__RECORDS PROVIDED__:
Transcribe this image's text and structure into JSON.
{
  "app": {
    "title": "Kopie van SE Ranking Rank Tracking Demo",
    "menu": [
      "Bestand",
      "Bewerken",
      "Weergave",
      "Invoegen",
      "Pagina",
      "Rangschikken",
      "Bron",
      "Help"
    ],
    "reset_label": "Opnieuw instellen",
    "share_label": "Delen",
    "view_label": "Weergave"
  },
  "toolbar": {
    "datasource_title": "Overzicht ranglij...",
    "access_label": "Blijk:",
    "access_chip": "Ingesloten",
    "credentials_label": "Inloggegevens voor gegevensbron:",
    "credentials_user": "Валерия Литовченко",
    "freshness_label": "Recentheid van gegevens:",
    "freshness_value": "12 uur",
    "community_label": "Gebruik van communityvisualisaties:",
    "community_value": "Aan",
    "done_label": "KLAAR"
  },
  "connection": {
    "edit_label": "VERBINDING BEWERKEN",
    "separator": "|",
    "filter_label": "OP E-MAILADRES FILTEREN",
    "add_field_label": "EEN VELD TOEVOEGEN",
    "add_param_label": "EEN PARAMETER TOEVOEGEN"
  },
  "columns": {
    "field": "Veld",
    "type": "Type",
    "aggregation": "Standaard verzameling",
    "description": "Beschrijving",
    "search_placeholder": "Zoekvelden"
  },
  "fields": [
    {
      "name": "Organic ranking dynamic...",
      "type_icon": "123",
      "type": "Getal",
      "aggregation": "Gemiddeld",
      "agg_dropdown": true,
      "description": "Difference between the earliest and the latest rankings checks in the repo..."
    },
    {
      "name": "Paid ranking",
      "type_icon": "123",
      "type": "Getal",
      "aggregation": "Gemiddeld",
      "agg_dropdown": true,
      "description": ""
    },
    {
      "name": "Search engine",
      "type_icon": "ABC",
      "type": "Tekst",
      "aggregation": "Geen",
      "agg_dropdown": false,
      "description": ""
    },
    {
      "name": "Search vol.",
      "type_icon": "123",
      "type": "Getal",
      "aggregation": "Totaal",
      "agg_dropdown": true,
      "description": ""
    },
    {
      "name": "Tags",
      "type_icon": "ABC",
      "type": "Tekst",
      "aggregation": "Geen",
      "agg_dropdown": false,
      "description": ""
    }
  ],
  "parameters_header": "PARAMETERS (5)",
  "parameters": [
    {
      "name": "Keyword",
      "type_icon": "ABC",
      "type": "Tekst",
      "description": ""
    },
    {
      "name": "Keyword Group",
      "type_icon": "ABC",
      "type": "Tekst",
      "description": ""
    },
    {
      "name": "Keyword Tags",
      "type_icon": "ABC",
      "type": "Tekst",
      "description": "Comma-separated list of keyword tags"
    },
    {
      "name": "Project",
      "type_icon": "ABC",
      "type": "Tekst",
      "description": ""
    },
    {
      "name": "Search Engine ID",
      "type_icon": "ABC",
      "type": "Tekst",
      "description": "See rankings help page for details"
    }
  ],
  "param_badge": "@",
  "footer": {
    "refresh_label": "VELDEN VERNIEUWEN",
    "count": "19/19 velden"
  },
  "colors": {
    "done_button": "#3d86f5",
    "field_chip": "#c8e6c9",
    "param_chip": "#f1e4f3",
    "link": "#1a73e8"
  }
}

__WHAT YOU HAVE TO DO__: Every line above should be retyped exactly as given.

__TASK ANSWER__:
Transcribe this image's text and structure into JSON.
{
  "app": {
    "title": "Kopie van SE Ranking Rank Tracking Demo",
    "menu": [
      "Bestand",
      "Bewerken",
      "Weergave",
      "Invoegen",
      "Pagina",
      "Rangschikken",
      "Bron",
      "Help"
    ],
    "reset_label": "Opnieuw instellen",
    "share_label": "Delen",
    "view_label": "Weergave"
  },
  "toolbar": {
    "datasource_title": "Overzicht ranglij...",
    "access_label": "Blijk:",
    "access_chip": "Ingesloten",
    "credentials_label": "Inloggegevens voor gegevensbron:",
    "credentials_user": "Валерия Литовченко",
    "freshness_label": "Recentheid van gegevens:",
    "freshness_value": "12 uur",
    "community_label": "Gebruik van communityvisualisaties:",
    "community_value": "Aan",
    "done_label": "KLAAR"
  },
  "connection": {
    "edit_label": "VERBINDING BEWERKEN",
    "separator": "|",
    "filter_label": "OP E-MAILADRES FILTEREN",
    "add_field_label": "EEN VELD TOEVOEGEN",
    "add_param_label": "EEN PARAMETER TOEVOEGEN"
  },
  "columns": {
    "field": "Veld",
    "type": "Type",
    "aggregation": "Standaard verzameling",
    "description": "Beschrijving",
    "search_placeholder": "Zoekvelden"
  },
  "fields": [
    {
      "name": "Organic ranking dynamic...",
      "type_icon": "123",
      "type": "Getal",
      "aggregation": "Gemiddeld",
      "agg_dropdown": true,
      "description": "Difference between the earliest and the latest rankings checks in the repo..."
    },
    {
      "name": "Paid ranking",
      "type_icon": "123",
      "type": "Getal",
      "aggregation": "Gemiddeld",
      "agg_dropdown": true,
      "description": ""
    },
    {
      "name": "Search engine",
      "type_icon": "ABC",
      "type": "Tekst",
      "aggregation": "Geen",
      "agg_dropdown": false,
      "description": ""
    },
    {
      "name": "Search vol.",
      "type_icon": "123",
      "type": "Getal",
      "aggregation": "Totaal",
      "agg_dropdown": true,
      "description": ""
    },
    {
      "name": "Tags",
      "type_icon": "ABC",
      "type": "Tekst",
      "aggregation": "Geen",
      "agg_dropdown": false,
      "description": ""
    }
  ],
  "parameters_header": "PARAMETERS (5)",
  "parameters": [
    {
      "name": "Keyword",
      "type_icon": "ABC",
      "type": "Tekst",
      "description": ""
    },
    {
      "name": "Keyword Group",
      "type_icon": "ABC",
      "type": "Tekst",
      "description": ""
    },
    {
      "name": "Keyword Tags",
      "type_icon": "ABC",
      "type": "Tekst",
      "description": "Comma-separated list of keyword tags"
    },
    {
      "name": "Project",
      "type_icon": "ABC",
      "type": "Tekst",
      "description": ""
    },
    {
      "name": "Search Engine ID",
      "type_icon": "ABC",
      "type": "Tekst",
      "description": "See rankings help page for details"
    }
  ],
  "param_badge": "@",
  "footer": {
    "refresh_label": "VELDEN VERNIEUWEN",
    "count": "19/19 velden"
  },
  "colors": {
    "done_button": "#3d86f5",
    "field_chip": "#c8e6c9",
    "param_chip": "#f1e4f3",
    "link": "#1a73e8"
  }
}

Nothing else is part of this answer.